Stored records:

------------------------------------

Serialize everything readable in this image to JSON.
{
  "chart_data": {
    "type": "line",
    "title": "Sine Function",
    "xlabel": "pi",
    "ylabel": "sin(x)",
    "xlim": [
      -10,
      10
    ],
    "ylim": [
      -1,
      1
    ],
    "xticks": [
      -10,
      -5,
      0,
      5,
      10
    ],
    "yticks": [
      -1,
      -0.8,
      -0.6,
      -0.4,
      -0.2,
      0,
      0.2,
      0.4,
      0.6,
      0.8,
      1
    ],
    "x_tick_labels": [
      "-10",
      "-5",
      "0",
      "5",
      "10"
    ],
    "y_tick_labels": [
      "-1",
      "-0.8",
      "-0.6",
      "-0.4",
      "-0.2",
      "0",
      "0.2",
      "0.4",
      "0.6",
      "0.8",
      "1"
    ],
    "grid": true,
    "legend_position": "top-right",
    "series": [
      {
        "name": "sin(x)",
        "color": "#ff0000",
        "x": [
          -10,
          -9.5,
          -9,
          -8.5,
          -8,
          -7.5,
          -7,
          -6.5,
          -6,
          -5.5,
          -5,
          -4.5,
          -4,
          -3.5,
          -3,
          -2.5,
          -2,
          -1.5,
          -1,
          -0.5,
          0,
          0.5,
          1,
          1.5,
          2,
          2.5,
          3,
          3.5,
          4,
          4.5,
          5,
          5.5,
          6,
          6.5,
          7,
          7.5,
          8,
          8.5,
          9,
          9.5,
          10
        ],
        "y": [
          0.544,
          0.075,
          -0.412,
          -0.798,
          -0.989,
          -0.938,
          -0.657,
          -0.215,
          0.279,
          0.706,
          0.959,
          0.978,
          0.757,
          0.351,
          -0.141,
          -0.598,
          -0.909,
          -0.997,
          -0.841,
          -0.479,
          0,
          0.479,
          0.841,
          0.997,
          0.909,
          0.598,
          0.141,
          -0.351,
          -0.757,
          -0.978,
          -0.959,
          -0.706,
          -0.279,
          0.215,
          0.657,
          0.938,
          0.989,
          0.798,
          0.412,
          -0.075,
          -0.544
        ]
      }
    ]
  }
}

------------------------------------

• [GIVEN EXERCISE] Recopy the entries above in their entirety, exactly.

• [RESULT BELOW]
Serialize everything readable in this image to JSON.
{
  "chart_data": {
    "type": "line",
    "title": "Sine Function",
    "xlabel": "pi",
    "ylabel": "sin(x)",
    "xlim": [
      -10,
      10
    ],
    "ylim": [
      -1,
      1
    ],
    "xticks": [
      -10,
      -5,
      0,
      5,
      10
    ],
    "yticks": [
      -1,
      -0.8,
      -0.6,
      -0.4,
      -0.2,
      0,
      0.2,
      0.4,
      0.6,
      0.8,
      1
    ],
    "x_tick_labels": [
      "-10",
      "-5",
      "0",
      "5",
      "10"
    ],
    "y_tick_labels": [
      "-1",
      "-0.8",
      "-0.6",
      "-0.4",
      "-0.2",
      "0",
      "0.2",
      "0.4",
      "0.6",
      "0.8",
      "1"
    ],
    "grid": true,
    "legend_position": "top-right",
    "series": [
      {
        "name": "sin(x)",
        "color": "#ff0000",
        "x": [
          -10,
          -9.5,
          -9,
          -8.5,
          -8,
          -7.5,
          -7,
          -6.5,
          -6,
          -5.5,
          -5,
          -4.5,
          -4,
          -3.5,
          -3,
          -2.5,
          -2,
          -1.5,
          -1,
          -0.5,
          0,
          0.5,
          1,
          1.5,
          2,
          2.5,
          3,
          3.5,
          4,
          4.5,
          5,
          5.5,
          6,
          6.5,
          7,
          7.5,
          8,
          8.5,
          9,
          9.5,
          10
        ],
        "y": [
          0.544,
          0.075,
          -0.412,
          -0.798,
          -0.989,
          -0.938,
          -0.657,
          -0.215,
          0.279,
          0.706,
          0.959,
          0.978,
          0.757,
          0.351,
          -0.141,
          -0.598,
          -0.909,
          -0.997,
          -0.841,
          -0.479,
          0,
          0.479,
          0.841,
          0.997,
          0.909,
          0.598,
          0.141,
          -0.351,
          -0.757,
          -0.978,
          -0.959,
          -0.706,
          -0.279,
          0.215,
          0.657,
          0.938,
          0.989,
          0.798,
          0.412,
          -0.075,
          -0.544
        ]
      }
    ]
  }
}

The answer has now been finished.